### Exercise description
Return every line of the records below verbatim, with no pictures in the copy.

** Begin **

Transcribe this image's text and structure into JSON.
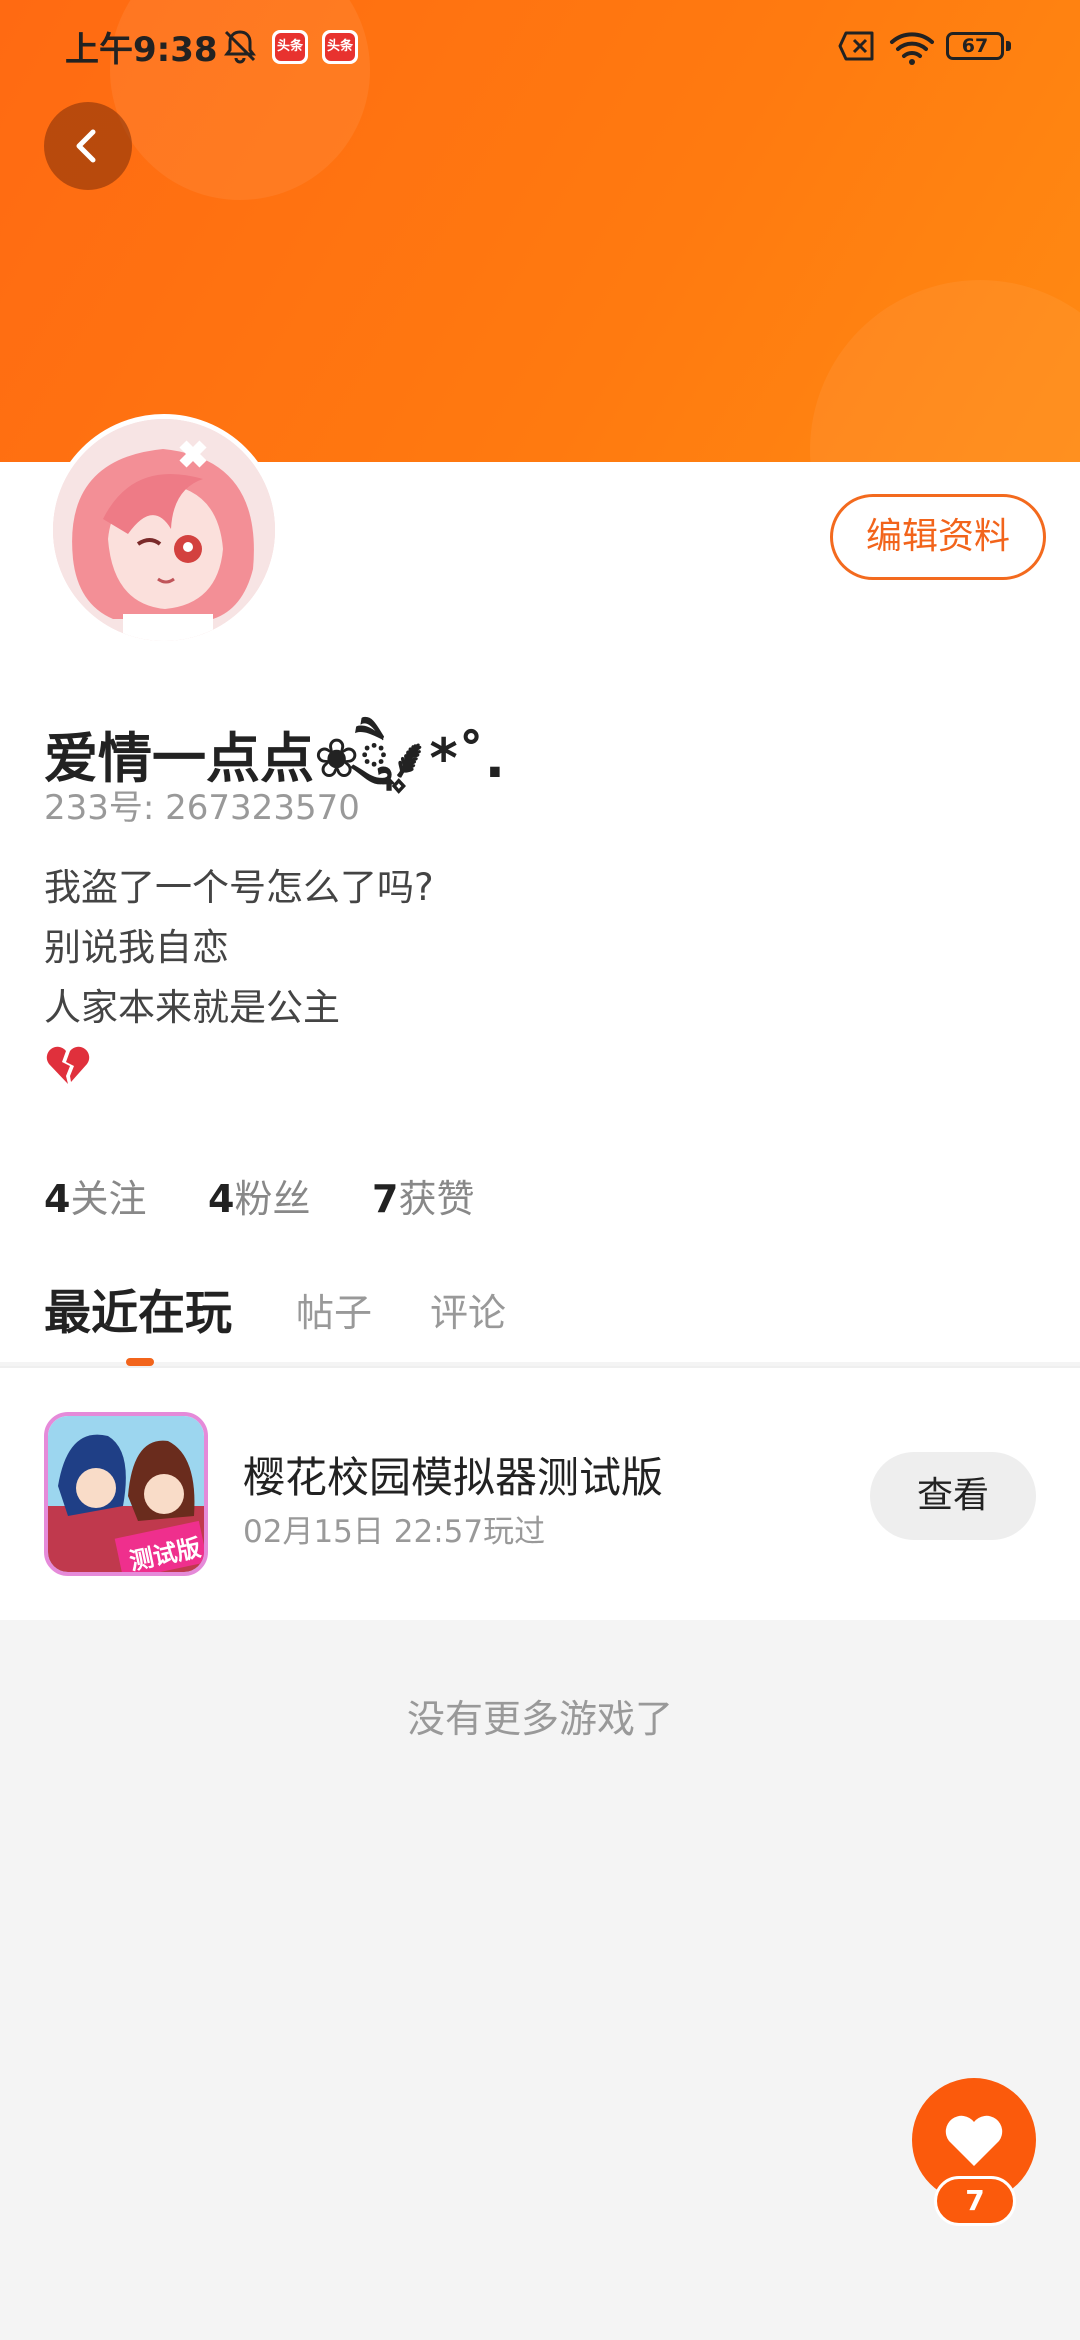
{
  "status_bar": {
    "time": "上午9:38",
    "badge_label": "头条",
    "battery": "67"
  },
  "profile": {
    "edit_label": "编辑资料",
    "nickname": "爱情一点点❀ཻུ۪۪⸙͎*˚.",
    "uid": "233号: 267323570",
    "bio_lines": [
      "我盗了一个号怎么了吗?",
      "别说我自恋",
      "人家本来就是公主"
    ],
    "stats": [
      {
        "count": "4",
        "label": "关注"
      },
      {
        "count": "4",
        "label": "粉丝"
      },
      {
        "count": "7",
        "label": "获赞"
      }
    ]
  },
  "tabs": [
    {
      "label": "最近在玩",
      "active": true
    },
    {
      "label": "帖子",
      "active": false
    },
    {
      "label": "评论",
      "active": false
    }
  ],
  "games": [
    {
      "title": "樱花校园模拟器测试版",
      "meta": "02月15日 22:57玩过",
      "action": "查看",
      "icon_badge": "测试版"
    }
  ],
  "footer_note": "没有更多游戏了",
  "like_fab": {
    "count": "7"
  },
  "colors": {
    "accent": "#f2641b",
    "header": "#ff7412",
    "background": "#f4f4f4"
  },
  "icons": {
    "back": "chevron-left-icon",
    "mute": "bell-off-icon",
    "wifi": "wifi-icon",
    "battery": "battery-icon",
    "like": "heart-icon",
    "bio_emoji": "broken-heart-icon"
  }
}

** End **

### Task response
Transcribe this image's text and structure into JSON.
{
  "status_bar": {
    "time": "上午9:38",
    "badge_label": "头条",
    "battery": "67"
  },
  "profile": {
    "edit_label": "编辑资料",
    "nickname": "爱情一点点❀ཻུ۪۪⸙͎*˚.",
    "uid": "233号: 267323570",
    "bio_lines": [
      "我盗了一个号怎么了吗?",
      "别说我自恋",
      "人家本来就是公主"
    ],
    "stats": [
      {
        "count": "4",
        "label": "关注"
      },
      {
        "count": "4",
        "label": "粉丝"
      },
      {
        "count": "7",
        "label": "获赞"
      }
    ]
  },
  "tabs": [
    {
      "label": "最近在玩",
      "active": true
    },
    {
      "label": "帖子",
      "active": false
    },
    {
      "label": "评论",
      "active": false
    }
  ],
  "games": [
    {
      "title": "樱花校园模拟器测试版",
      "meta": "02月15日 22:57玩过",
      "action": "查看",
      "icon_badge": "测试版"
    }
  ],
  "footer_note": "没有更多游戏了",
  "like_fab": {
    "count": "7"
  },
  "colors": {
    "accent": "#f2641b",
    "header": "#ff7412",
    "background": "#f4f4f4"
  },
  "icons": {
    "back": "chevron-left-icon",
    "mute": "bell-off-icon",
    "wifi": "wifi-icon",
    "battery": "battery-icon",
    "like": "heart-icon",
    "bio_emoji": "broken-heart-icon"
  }
}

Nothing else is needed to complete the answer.